-- START OF Provided records --

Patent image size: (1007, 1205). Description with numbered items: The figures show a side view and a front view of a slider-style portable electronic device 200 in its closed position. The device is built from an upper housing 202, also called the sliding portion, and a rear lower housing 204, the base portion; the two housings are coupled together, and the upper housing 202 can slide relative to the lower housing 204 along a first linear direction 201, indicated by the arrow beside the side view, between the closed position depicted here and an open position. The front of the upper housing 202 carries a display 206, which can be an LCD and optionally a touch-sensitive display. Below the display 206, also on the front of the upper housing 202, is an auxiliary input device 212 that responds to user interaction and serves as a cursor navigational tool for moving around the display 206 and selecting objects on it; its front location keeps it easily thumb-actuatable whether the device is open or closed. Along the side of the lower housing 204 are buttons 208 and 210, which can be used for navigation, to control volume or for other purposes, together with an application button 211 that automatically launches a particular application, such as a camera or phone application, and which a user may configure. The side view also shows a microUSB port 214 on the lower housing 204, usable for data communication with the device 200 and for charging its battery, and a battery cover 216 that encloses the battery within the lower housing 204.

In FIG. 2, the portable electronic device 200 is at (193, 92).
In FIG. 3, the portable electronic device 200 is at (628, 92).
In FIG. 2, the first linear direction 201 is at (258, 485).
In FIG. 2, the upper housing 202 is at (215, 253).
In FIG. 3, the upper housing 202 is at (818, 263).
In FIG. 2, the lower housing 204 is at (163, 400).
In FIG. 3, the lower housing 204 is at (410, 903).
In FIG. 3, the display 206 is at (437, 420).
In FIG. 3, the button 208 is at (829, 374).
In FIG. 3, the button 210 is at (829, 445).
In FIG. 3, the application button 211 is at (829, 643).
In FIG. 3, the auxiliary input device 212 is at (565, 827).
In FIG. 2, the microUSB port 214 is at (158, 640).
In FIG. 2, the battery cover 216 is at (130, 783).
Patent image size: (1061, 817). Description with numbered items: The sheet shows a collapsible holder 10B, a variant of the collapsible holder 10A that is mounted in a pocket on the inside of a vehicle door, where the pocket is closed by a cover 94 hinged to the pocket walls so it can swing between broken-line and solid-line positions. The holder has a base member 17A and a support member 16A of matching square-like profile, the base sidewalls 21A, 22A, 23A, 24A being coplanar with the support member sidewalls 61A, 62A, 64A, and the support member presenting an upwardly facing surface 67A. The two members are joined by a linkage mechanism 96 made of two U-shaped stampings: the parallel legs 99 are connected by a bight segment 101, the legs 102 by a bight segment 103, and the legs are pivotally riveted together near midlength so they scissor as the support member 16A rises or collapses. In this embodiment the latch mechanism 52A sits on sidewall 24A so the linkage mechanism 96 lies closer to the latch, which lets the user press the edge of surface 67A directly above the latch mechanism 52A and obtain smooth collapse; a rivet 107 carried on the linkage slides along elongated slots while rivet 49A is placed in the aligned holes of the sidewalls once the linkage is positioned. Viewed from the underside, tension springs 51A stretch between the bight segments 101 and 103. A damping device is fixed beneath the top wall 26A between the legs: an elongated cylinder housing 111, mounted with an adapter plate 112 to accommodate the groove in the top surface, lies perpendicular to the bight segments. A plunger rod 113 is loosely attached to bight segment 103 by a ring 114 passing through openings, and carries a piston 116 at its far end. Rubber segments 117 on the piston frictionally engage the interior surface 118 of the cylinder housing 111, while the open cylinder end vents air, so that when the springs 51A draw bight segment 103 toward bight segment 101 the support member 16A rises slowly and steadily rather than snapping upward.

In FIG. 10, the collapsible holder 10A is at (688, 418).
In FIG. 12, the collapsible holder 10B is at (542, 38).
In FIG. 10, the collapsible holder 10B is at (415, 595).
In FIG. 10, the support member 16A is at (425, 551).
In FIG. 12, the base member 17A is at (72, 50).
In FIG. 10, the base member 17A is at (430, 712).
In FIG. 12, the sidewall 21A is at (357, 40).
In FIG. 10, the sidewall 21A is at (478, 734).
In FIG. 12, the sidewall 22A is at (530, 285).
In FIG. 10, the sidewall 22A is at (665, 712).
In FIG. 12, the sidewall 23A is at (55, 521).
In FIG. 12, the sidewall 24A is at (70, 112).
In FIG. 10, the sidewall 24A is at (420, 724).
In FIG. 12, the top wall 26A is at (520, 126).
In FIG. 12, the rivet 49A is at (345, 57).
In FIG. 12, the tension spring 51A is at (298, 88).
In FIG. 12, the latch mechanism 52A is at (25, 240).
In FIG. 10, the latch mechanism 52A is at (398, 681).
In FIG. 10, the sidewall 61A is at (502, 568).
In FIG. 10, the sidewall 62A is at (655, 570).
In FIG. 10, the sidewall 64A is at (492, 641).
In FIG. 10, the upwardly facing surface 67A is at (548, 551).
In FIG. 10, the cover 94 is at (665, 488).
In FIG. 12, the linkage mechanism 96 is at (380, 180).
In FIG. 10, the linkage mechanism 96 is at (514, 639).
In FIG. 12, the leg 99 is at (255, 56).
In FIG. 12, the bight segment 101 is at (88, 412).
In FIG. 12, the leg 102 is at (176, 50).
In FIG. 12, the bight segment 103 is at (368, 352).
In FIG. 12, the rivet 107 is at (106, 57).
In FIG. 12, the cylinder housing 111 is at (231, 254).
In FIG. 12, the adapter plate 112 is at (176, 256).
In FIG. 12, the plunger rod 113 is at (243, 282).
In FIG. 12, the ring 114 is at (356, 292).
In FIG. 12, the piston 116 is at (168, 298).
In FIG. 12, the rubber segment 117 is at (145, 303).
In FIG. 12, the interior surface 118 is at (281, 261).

-- END OF Provided records --

Set task =>
Copy the listing above word for word.

Answer to this problem =>
Patent image size: (1007, 1205). Description with numbered items: The figures show a side view and a front view of a slider-style portable electronic device 200 in its closed position. The device is built from an upper housing 202, also called the sliding portion, and a rear lower housing 204, the base portion; the two housings are coupled together, and the upper housing 202 can slide relative to the lower housing 204 along a first linear direction 201, indicated by the arrow beside the side view, between the closed position depicted here and an open position. The front of the upper housing 202 carries a display 206, which can be an LCD and optionally a touch-sensitive display. Below the display 206, also on the front of the upper housing 202, is an auxiliary input device 212 that responds to user interaction and serves as a cursor navigational tool for moving around the display 206 and selecting objects on it; its front location keeps it easily thumb-actuatable whether the device is open or closed. Along the side of the lower housing 204 are buttons 208 and 210, which can be used for navigation, to control volume or for other purposes, together with an application button 211 that automatically launches a particular application, such as a camera or phone application, and which a user may configure. The side view also shows a microUSB port 214 on the lower housing 204, usable for data communication with the device 200 and for charging its battery, and a battery cover 216 that encloses the battery within the lower housing 204.

In FIG. 2, the portable electronic device 200 is at (193, 92).
In FIG. 3, the portable electronic device 200 is at (628, 92).
In FIG. 2, the first linear direction 201 is at (258, 485).
In FIG. 2, the upper housing 202 is at (215, 253).
In FIG. 3, the upper housing 202 is at (818, 263).
In FIG. 2, the lower housing 204 is at (163, 400).
In FIG. 3, the lower housing 204 is at (410, 903).
In FIG. 3, the display 206 is at (437, 420).
In FIG. 3, the button 208 is at (829, 374).
In FIG. 3, the button 210 is at (829, 445).
In FIG. 3, the application button 211 is at (829, 643).
In FIG. 3, the auxiliary input device 212 is at (565, 827).
In FIG. 2, the microUSB port 214 is at (158, 640).
In FIG. 2, the battery cover 216 is at (130, 783).
Patent image size: (1061, 817). Description with numbered items: The sheet shows a collapsible holder 10B, a variant of the collapsible holder 10A that is mounted in a pocket on the inside of a vehicle door, where the pocket is closed by a cover 94 hinged to the pocket walls so it can swing between broken-line and solid-line positions. The holder has a base member 17A and a support member 16A of matching square-like profile, the base sidewalls 21A, 22A, 23A, 24A being coplanar with the support member sidewalls 61A, 62A, 64A, and the support member presenting an upwardly facing surface 67A. The two members are joined by a linkage mechanism 96 made of two U-shaped stampings: the parallel legs 99 are connected by a bight segment 101, the legs 102 by a bight segment 103, and the legs are pivotally riveted together near midlength so they scissor as the support member 16A rises or collapses. In this embodiment the latch mechanism 52A sits on sidewall 24A so the linkage mechanism 96 lies closer to the latch, which lets the user press the edge of surface 67A directly above the latch mechanism 52A and obtain smooth collapse; a rivet 107 carried on the linkage slides along elongated slots while rivet 49A is placed in the aligned holes of the sidewalls once the linkage is positioned. Viewed from the underside, tension springs 51A stretch between the bight segments 101 and 103. A damping device is fixed beneath the top wall 26A between the legs: an elongated cylinder housing 111, mounted with an adapter plate 112 to accommodate the groove in the top surface, lies perpendicular to the bight segments. A plunger rod 113 is loosely attached to bight segment 103 by a ring 114 passing through openings, and carries a piston 116 at its far end. Rubber segments 117 on the piston frictionally engage the interior surface 118 of the cylinder housing 111, while the open cylinder end vents air, so that when the springs 51A draw bight segment 103 toward bight segment 101 the support member 16A rises slowly and steadily rather than snapping upward.

In FIG. 10, the collapsible holder 10A is at (688, 418).
In FIG. 12, the collapsible holder 10B is at (542, 38).
In FIG. 10, the collapsible holder 10B is at (415, 595).
In FIG. 10, the support member 16A is at (425, 551).
In FIG. 12, the base member 17A is at (72, 50).
In FIG. 10, the base member 17A is at (430, 712).
In FIG. 12, the sidewall 21A is at (357, 40).
In FIG. 10, the sidewall 21A is at (478, 734).
In FIG. 12, the sidewall 22A is at (530, 285).
In FIG. 10, the sidewall 22A is at (665, 712).
In FIG. 12, the sidewall 23A is at (55, 521).
In FIG. 12, the sidewall 24A is at (70, 112).
In FIG. 10, the sidewall 24A is at (420, 724).
In FIG. 12, the top wall 26A is at (520, 126).
In FIG. 12, the rivet 49A is at (345, 57).
In FIG. 12, the tension spring 51A is at (298, 88).
In FIG. 12, the latch mechanism 52A is at (25, 240).
In FIG. 10, the latch mechanism 52A is at (398, 681).
In FIG. 10, the sidewall 61A is at (502, 568).
In FIG. 10, the sidewall 62A is at (655, 570).
In FIG. 10, the sidewall 64A is at (492, 641).
In FIG. 10, the upwardly facing surface 67A is at (548, 551).
In FIG. 10, the cover 94 is at (665, 488).
In FIG. 12, the linkage mechanism 96 is at (380, 180).
In FIG. 10, the linkage mechanism 96 is at (514, 639).
In FIG. 12, the leg 99 is at (255, 56).
In FIG. 12, the bight segment 101 is at (88, 412).
In FIG. 12, the leg 102 is at (176, 50).
In FIG. 12, the bight segment 103 is at (368, 352).
In FIG. 12, the rivet 107 is at (106, 57).
In FIG. 12, the cylinder housing 111 is at (231, 254).
In FIG. 12, the adapter plate 112 is at (176, 256).
In FIG. 12, the plunger rod 113 is at (243, 282).
In FIG. 12, the ring 114 is at (356, 292).
In FIG. 12, the piston 116 is at (168, 298).
In FIG. 12, the rubber segment 117 is at (145, 303).
In FIG. 12, the interior surface 118 is at (281, 261).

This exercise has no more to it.